Short task
Present each line of the entries below that holds the word "Accumulated".

Provided records
((

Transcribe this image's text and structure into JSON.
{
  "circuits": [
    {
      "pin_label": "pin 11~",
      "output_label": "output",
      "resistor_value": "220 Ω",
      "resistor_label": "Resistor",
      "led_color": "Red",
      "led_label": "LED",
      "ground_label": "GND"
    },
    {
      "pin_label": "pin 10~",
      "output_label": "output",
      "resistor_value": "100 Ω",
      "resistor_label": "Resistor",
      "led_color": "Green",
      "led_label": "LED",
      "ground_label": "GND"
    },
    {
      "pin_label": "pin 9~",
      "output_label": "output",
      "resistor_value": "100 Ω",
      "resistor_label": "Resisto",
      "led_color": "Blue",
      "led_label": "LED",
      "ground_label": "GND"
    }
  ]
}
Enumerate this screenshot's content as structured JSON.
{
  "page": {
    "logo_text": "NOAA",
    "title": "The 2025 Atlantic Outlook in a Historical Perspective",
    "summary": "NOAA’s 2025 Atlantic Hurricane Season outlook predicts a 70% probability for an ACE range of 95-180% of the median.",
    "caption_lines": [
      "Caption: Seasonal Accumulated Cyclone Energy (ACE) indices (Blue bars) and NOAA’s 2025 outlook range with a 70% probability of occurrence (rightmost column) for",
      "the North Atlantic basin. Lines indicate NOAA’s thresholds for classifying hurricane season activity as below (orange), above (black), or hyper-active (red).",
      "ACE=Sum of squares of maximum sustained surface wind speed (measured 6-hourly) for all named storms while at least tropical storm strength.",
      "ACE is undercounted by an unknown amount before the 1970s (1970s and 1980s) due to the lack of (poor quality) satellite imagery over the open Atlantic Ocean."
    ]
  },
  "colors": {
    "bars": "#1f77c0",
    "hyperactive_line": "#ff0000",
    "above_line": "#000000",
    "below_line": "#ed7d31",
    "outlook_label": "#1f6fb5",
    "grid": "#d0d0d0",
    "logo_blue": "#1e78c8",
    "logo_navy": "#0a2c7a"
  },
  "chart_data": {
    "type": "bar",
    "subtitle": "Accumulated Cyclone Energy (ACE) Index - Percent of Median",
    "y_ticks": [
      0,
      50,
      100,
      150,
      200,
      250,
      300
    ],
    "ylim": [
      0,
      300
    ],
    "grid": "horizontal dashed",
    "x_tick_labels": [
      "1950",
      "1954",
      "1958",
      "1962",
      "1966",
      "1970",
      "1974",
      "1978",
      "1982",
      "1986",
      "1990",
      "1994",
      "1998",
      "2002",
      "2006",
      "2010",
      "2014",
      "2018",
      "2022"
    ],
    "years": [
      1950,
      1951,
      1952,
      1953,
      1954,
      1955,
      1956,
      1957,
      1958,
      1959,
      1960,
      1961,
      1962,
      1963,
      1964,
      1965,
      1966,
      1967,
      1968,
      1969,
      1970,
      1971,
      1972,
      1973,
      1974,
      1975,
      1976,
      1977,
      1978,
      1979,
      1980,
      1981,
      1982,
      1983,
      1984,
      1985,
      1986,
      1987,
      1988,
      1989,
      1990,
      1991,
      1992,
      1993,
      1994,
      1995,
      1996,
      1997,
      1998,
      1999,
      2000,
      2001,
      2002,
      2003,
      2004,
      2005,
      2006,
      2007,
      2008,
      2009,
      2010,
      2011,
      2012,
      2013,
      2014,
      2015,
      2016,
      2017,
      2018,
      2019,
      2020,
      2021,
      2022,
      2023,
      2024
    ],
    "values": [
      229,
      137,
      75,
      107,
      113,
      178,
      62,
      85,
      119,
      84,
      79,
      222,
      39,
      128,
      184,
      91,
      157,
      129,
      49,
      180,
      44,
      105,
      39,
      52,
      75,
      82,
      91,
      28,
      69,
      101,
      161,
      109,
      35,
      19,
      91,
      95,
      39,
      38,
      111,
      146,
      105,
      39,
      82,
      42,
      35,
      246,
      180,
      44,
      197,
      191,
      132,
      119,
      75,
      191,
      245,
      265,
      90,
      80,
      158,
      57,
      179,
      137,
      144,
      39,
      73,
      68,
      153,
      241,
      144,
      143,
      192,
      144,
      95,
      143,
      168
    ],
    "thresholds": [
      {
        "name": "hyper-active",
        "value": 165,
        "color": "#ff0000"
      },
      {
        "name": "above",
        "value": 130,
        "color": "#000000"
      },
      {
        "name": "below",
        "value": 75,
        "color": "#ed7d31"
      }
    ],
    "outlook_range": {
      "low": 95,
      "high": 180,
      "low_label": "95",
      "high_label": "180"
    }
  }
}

))

Result of the task
      "Caption: Seasonal Accumulated Cyclone Energy (ACE) indices (Blue bars) and NOAA’s 2025 outlook range with a 70% probability of occurrence (rightmost column) for",
    "subtitle": "Accumulated Cyclone Energy (ACE) Index - Percent of Median",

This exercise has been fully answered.